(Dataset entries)

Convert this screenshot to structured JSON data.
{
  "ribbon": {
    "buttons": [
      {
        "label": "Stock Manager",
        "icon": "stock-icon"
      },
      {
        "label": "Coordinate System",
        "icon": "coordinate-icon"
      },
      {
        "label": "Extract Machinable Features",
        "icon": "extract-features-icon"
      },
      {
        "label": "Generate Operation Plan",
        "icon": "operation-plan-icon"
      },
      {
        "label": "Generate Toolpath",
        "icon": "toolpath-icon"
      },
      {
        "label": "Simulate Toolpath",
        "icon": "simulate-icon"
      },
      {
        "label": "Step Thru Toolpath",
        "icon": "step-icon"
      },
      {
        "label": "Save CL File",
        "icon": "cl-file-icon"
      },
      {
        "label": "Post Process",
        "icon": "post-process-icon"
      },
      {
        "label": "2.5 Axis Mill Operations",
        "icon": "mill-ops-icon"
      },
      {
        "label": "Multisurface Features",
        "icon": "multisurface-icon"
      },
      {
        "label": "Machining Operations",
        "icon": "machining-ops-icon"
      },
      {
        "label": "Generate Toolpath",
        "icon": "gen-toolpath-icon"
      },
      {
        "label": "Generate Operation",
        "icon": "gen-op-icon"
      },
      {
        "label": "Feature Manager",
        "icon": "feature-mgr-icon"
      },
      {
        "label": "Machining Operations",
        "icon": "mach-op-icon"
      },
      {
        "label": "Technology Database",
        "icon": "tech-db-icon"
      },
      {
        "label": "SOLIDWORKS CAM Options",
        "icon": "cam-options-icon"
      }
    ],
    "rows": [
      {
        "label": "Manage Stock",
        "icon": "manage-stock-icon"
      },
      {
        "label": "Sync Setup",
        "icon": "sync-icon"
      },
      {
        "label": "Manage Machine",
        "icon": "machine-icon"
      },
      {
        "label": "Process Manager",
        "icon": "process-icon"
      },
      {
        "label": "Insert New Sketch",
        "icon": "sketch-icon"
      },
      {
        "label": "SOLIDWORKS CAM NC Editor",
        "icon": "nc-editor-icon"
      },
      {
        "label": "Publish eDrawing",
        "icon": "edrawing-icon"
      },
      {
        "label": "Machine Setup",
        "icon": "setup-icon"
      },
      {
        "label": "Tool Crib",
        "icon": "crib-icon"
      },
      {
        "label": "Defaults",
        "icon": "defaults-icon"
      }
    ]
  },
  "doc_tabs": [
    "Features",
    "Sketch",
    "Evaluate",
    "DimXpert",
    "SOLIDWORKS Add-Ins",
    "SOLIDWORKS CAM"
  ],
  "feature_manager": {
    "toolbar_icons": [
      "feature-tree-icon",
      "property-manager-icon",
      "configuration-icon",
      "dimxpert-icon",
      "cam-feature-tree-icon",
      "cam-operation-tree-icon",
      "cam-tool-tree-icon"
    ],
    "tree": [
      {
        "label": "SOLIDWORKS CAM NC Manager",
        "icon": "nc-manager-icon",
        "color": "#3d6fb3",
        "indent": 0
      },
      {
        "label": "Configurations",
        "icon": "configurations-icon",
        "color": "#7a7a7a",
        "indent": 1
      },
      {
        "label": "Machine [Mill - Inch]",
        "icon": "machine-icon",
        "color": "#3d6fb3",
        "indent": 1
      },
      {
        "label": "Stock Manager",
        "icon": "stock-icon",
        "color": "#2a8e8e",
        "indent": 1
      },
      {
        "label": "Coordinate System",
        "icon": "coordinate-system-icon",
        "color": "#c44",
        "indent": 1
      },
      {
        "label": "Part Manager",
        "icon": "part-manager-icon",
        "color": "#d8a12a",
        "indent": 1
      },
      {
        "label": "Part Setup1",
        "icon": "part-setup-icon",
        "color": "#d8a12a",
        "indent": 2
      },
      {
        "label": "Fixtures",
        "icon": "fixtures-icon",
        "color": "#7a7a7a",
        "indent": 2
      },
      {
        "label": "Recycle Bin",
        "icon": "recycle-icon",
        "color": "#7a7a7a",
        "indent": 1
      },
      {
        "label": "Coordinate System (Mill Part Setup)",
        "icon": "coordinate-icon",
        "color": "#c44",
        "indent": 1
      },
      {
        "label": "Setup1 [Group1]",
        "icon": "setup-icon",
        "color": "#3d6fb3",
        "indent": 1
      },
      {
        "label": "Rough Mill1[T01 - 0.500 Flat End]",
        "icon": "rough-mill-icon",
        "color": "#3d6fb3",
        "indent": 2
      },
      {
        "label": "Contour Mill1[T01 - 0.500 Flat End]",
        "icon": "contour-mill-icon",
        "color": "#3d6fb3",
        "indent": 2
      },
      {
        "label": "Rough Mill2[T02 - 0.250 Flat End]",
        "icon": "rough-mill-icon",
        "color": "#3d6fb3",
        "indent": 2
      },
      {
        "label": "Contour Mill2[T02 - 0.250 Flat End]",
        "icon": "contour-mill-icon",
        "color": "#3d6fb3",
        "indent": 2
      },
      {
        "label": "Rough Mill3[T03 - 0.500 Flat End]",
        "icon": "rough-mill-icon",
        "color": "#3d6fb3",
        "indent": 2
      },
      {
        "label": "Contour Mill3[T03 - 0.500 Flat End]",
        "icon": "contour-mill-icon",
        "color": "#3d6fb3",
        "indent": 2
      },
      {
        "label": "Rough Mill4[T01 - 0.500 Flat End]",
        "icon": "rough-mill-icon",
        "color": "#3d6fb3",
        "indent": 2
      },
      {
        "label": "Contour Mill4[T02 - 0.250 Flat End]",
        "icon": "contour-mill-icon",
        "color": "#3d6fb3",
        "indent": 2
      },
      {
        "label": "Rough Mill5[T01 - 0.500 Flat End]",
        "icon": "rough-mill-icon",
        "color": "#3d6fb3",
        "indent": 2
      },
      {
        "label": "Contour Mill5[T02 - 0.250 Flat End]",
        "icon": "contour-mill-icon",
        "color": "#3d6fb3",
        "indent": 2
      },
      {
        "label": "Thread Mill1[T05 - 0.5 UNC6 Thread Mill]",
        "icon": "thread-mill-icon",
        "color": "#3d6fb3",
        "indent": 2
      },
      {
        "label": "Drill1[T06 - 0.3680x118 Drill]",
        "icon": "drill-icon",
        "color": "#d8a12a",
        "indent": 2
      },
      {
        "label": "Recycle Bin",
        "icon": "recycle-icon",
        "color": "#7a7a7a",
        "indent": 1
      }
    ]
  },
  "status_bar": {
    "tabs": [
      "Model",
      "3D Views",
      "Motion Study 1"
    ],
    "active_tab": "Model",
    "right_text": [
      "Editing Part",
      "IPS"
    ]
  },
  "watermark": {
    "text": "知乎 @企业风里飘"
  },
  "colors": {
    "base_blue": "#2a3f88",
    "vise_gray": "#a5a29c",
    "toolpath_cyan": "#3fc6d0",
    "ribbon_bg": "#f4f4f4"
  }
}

WHAT TO PRODUCE → Give the listing above again, word for word.

ANSWER TO THIS TASK →
Convert this screenshot to structured JSON data.
{
  "ribbon": {
    "buttons": [
      {
        "label": "Stock Manager",
        "icon": "stock-icon"
      },
      {
        "label": "Coordinate System",
        "icon": "coordinate-icon"
      },
      {
        "label": "Extract Machinable Features",
        "icon": "extract-features-icon"
      },
      {
        "label": "Generate Operation Plan",
        "icon": "operation-plan-icon"
      },
      {
        "label": "Generate Toolpath",
        "icon": "toolpath-icon"
      },
      {
        "label": "Simulate Toolpath",
        "icon": "simulate-icon"
      },
      {
        "label": "Step Thru Toolpath",
        "icon": "step-icon"
      },
      {
        "label": "Save CL File",
        "icon": "cl-file-icon"
      },
      {
        "label": "Post Process",
        "icon": "post-process-icon"
      },
      {
        "label": "2.5 Axis Mill Operations",
        "icon": "mill-ops-icon"
      },
      {
        "label": "Multisurface Features",
        "icon": "multisurface-icon"
      },
      {
        "label": "Machining Operations",
        "icon": "machining-ops-icon"
      },
      {
        "label": "Generate Toolpath",
        "icon": "gen-toolpath-icon"
      },
      {
        "label": "Generate Operation",
        "icon": "gen-op-icon"
      },
      {
        "label": "Feature Manager",
        "icon": "feature-mgr-icon"
      },
      {
        "label": "Machining Operations",
        "icon": "mach-op-icon"
      },
      {
        "label": "Technology Database",
        "icon": "tech-db-icon"
      },
      {
        "label": "SOLIDWORKS CAM Options",
        "icon": "cam-options-icon"
      }
    ],
    "rows": [
      {
        "label": "Manage Stock",
        "icon": "manage-stock-icon"
      },
      {
        "label": "Sync Setup",
        "icon": "sync-icon"
      },
      {
        "label": "Manage Machine",
        "icon": "machine-icon"
      },
      {
        "label": "Process Manager",
        "icon": "process-icon"
      },
      {
        "label": "Insert New Sketch",
        "icon": "sketch-icon"
      },
      {
        "label": "SOLIDWORKS CAM NC Editor",
        "icon": "nc-editor-icon"
      },
      {
        "label": "Publish eDrawing",
        "icon": "edrawing-icon"
      },
      {
        "label": "Machine Setup",
        "icon": "setup-icon"
      },
      {
        "label": "Tool Crib",
        "icon": "crib-icon"
      },
      {
        "label": "Defaults",
        "icon": "defaults-icon"
      }
    ]
  },
  "doc_tabs": [
    "Features",
    "Sketch",
    "Evaluate",
    "DimXpert",
    "SOLIDWORKS Add-Ins",
    "SOLIDWORKS CAM"
  ],
  "feature_manager": {
    "toolbar_icons": [
      "feature-tree-icon",
      "property-manager-icon",
      "configuration-icon",
      "dimxpert-icon",
      "cam-feature-tree-icon",
      "cam-operation-tree-icon",
      "cam-tool-tree-icon"
    ],
    "tree": [
      {
        "label": "SOLIDWORKS CAM NC Manager",
        "icon": "nc-manager-icon",
        "color": "#3d6fb3",
        "indent": 0
      },
      {
        "label": "Configurations",
        "icon": "configurations-icon",
        "color": "#7a7a7a",
        "indent": 1
      },
      {
        "label": "Machine [Mill - Inch]",
        "icon": "machine-icon",
        "color": "#3d6fb3",
        "indent": 1
      },
      {
        "label": "Stock Manager",
        "icon": "stock-icon",
        "color": "#2a8e8e",
        "indent": 1
      },
      {
        "label": "Coordinate System",
        "icon": "coordinate-system-icon",
        "color": "#c44",
        "indent": 1
      },
      {
        "label": "Part Manager",
        "icon": "part-manager-icon",
        "color": "#d8a12a",
        "indent": 1
      },
      {
        "label": "Part Setup1",
        "icon": "part-setup-icon",
        "color": "#d8a12a",
        "indent": 2
      },
      {
        "label": "Fixtures",
        "icon": "fixtures-icon",
        "color": "#7a7a7a",
        "indent": 2
      },
      {
        "label": "Recycle Bin",
        "icon": "recycle-icon",
        "color": "#7a7a7a",
        "indent": 1
      },
      {
        "label": "Coordinate System (Mill Part Setup)",
        "icon": "coordinate-icon",
        "color": "#c44",
        "indent": 1
      },
      {
        "label": "Setup1 [Group1]",
        "icon": "setup-icon",
        "color": "#3d6fb3",
        "indent": 1
      },
      {
        "label": "Rough Mill1[T01 - 0.500 Flat End]",
        "icon": "rough-mill-icon",
        "color": "#3d6fb3",
        "indent": 2
      },
      {
        "label": "Contour Mill1[T01 - 0.500 Flat End]",
        "icon": "contour-mill-icon",
        "color": "#3d6fb3",
        "indent": 2
      },
      {
        "label": "Rough Mill2[T02 - 0.250 Flat End]",
        "icon": "rough-mill-icon",
        "color": "#3d6fb3",
        "indent": 2
      },
      {
        "label": "Contour Mill2[T02 - 0.250 Flat End]",
        "icon": "contour-mill-icon",
        "color": "#3d6fb3",
        "indent": 2
      },
      {
        "label": "Rough Mill3[T03 - 0.500 Flat End]",
        "icon": "rough-mill-icon",
        "color": "#3d6fb3",
        "indent": 2
      },
      {
        "label": "Contour Mill3[T03 - 0.500 Flat End]",
        "icon": "contour-mill-icon",
        "color": "#3d6fb3",
        "indent": 2
      },
      {
        "label": "Rough Mill4[T01 - 0.500 Flat End]",
        "icon": "rough-mill-icon",
        "color": "#3d6fb3",
        "indent": 2
      },
      {
        "label": "Contour Mill4[T02 - 0.250 Flat End]",
        "icon": "contour-mill-icon",
        "color": "#3d6fb3",
        "indent": 2
      },
      {
        "label": "Rough Mill5[T01 - 0.500 Flat End]",
        "icon": "rough-mill-icon",
        "color": "#3d6fb3",
        "indent": 2
      },
      {
        "label": "Contour Mill5[T02 - 0.250 Flat End]",
        "icon": "contour-mill-icon",
        "color": "#3d6fb3",
        "indent": 2
      },
      {
        "label": "Thread Mill1[T05 - 0.5 UNC6 Thread Mill]",
        "icon": "thread-mill-icon",
        "color": "#3d6fb3",
        "indent": 2
      },
      {
        "label": "Drill1[T06 - 0.3680x118 Drill]",
        "icon": "drill-icon",
        "color": "#d8a12a",
        "indent": 2
      },
      {
        "label": "Recycle Bin",
        "icon": "recycle-icon",
        "color": "#7a7a7a",
        "indent": 1
      }
    ]
  },
  "status_bar": {
    "tabs": [
      "Model",
      "3D Views",
      "Motion Study 1"
    ],
    "active_tab": "Model",
    "right_text": [
      "Editing Part",
      "IPS"
    ]
  },
  "watermark": {
    "text": "知乎 @企业风里飘"
  },
  "colors": {
    "base_blue": "#2a3f88",
    "vise_gray": "#a5a29c",
    "toolpath_cyan": "#3fc6d0",
    "ribbon_bg": "#f4f4f4"
  }
}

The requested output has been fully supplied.